==== Listing
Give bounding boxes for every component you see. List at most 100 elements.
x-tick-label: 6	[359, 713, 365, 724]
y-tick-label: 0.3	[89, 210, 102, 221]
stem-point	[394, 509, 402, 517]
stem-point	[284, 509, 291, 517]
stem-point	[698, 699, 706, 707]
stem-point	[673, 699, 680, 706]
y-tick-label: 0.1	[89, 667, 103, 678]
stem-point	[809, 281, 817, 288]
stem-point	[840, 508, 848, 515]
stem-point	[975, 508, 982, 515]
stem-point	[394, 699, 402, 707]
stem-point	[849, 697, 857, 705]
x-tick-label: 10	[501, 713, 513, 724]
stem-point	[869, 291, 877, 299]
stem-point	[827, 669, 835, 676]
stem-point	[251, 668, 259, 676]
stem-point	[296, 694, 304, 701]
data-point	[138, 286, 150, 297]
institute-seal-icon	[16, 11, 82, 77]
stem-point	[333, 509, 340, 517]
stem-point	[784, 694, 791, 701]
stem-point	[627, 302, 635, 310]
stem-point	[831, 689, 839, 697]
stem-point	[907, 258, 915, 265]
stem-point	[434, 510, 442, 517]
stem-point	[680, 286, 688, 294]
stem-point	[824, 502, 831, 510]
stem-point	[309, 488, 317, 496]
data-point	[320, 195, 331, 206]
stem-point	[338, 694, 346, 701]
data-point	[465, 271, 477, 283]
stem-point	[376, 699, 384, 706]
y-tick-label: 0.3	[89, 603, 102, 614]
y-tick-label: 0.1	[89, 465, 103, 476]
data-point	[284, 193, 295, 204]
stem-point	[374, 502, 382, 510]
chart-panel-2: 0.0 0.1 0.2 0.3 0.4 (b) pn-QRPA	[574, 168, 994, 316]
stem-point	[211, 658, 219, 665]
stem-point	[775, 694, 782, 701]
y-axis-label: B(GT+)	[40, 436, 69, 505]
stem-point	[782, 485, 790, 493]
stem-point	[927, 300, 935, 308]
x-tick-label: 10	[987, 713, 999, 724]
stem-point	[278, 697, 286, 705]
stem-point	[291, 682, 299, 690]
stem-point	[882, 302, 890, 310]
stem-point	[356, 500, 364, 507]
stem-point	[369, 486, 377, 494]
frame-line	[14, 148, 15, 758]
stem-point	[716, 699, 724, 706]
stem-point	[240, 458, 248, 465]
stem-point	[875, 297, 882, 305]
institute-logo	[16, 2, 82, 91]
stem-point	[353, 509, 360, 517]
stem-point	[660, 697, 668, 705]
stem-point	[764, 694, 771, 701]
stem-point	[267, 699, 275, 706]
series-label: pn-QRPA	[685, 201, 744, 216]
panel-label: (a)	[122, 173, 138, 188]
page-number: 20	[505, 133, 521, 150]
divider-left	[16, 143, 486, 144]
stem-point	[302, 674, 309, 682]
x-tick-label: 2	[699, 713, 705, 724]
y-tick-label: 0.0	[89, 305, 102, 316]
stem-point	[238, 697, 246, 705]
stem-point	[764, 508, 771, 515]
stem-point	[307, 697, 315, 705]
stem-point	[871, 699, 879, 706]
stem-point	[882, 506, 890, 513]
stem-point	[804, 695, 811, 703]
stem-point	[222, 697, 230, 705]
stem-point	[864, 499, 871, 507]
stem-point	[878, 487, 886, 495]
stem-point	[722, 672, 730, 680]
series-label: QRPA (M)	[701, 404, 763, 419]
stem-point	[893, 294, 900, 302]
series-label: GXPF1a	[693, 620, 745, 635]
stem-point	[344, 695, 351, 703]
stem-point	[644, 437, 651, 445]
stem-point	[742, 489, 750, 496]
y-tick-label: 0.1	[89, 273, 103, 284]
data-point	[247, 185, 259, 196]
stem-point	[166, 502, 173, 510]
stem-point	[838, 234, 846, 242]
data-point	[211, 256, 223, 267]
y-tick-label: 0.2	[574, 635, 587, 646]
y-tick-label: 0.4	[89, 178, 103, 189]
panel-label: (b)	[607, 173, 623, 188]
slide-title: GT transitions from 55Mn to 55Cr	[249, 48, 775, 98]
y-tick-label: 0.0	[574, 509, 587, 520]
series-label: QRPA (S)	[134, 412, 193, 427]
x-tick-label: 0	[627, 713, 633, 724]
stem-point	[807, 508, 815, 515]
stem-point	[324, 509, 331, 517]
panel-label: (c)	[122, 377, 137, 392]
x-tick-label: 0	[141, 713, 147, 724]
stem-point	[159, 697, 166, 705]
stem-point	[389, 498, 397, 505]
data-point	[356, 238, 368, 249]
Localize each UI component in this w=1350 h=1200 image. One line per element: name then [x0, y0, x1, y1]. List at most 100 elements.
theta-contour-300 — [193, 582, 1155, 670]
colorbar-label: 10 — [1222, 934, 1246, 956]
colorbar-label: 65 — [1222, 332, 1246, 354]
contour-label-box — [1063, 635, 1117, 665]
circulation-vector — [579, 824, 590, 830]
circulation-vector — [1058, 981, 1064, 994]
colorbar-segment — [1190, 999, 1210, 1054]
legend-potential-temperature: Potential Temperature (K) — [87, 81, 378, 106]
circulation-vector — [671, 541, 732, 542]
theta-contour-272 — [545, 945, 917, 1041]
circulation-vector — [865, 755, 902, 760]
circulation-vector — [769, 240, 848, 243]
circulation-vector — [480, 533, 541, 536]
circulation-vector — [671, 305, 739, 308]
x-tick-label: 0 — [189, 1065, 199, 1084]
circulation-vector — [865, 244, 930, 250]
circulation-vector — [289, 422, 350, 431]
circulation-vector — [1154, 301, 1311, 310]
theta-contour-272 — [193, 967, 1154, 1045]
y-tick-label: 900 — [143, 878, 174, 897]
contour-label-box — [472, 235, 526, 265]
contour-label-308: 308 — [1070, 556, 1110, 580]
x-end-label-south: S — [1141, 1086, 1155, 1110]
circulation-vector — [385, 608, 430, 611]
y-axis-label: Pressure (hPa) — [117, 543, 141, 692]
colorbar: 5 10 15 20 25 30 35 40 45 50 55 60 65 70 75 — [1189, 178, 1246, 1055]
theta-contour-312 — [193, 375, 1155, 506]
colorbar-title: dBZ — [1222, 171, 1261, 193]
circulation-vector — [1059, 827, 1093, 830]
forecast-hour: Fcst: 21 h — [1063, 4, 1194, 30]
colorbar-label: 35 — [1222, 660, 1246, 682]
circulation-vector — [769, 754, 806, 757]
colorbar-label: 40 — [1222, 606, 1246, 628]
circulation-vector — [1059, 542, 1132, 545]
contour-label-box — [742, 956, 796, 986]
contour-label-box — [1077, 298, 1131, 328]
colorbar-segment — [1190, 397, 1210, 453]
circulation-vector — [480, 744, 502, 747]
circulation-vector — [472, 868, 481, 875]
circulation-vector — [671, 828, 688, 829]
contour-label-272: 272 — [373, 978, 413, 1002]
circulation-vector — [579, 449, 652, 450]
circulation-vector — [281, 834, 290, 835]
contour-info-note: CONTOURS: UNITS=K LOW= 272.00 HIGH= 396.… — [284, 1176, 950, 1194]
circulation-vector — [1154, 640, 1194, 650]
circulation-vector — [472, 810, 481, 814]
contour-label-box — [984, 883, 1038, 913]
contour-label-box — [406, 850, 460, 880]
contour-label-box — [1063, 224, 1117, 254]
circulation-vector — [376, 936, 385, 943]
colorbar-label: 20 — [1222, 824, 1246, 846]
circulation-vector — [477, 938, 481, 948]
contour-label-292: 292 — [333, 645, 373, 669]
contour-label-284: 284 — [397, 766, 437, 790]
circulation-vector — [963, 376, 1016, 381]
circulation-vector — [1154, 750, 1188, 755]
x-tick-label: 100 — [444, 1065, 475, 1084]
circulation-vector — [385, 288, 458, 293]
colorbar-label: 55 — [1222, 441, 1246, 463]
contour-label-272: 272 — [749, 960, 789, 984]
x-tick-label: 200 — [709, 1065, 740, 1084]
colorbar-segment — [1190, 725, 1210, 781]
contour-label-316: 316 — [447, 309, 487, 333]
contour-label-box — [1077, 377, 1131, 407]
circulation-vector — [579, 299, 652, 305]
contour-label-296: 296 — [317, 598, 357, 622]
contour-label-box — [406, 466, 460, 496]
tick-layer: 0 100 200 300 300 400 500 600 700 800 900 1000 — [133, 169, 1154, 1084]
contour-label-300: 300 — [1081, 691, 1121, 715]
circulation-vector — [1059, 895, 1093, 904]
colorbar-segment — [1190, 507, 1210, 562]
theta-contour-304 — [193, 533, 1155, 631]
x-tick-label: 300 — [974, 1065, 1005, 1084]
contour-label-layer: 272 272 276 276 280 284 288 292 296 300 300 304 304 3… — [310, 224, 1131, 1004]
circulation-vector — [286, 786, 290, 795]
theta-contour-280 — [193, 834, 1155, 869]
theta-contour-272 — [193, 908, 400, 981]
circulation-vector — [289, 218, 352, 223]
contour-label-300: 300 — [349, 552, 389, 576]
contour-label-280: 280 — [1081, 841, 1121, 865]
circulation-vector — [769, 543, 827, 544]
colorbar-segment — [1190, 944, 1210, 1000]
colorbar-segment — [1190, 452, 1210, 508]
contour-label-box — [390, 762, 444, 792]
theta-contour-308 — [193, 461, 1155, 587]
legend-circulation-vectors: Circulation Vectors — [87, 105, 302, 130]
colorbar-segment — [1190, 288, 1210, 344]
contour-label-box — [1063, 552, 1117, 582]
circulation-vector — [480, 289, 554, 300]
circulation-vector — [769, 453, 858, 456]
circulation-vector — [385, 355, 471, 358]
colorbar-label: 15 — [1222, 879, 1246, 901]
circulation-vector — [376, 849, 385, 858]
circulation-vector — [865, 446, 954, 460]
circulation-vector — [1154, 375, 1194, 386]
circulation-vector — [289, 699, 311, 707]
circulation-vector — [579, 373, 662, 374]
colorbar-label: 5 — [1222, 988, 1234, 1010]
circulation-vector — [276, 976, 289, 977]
========
◆ The exercise: Reproduce the entries verbatim, from the first line through the line containing "697, 857, 705]", including both of those lines.

◆ Final result:
Give bounding boxes for every component you see. List at most 100 elements.
x-tick-label: 6	[359, 713, 365, 724]
y-tick-label: 0.3	[89, 210, 102, 221]
stem-point	[394, 509, 402, 517]
stem-point	[284, 509, 291, 517]
stem-point	[698, 699, 706, 707]
stem-point	[673, 699, 680, 706]
y-tick-label: 0.1	[89, 667, 103, 678]
stem-point	[809, 281, 817, 288]
stem-point	[840, 508, 848, 515]
stem-point	[975, 508, 982, 515]
stem-point	[394, 699, 402, 707]
stem-point	[849, 697, 857, 705]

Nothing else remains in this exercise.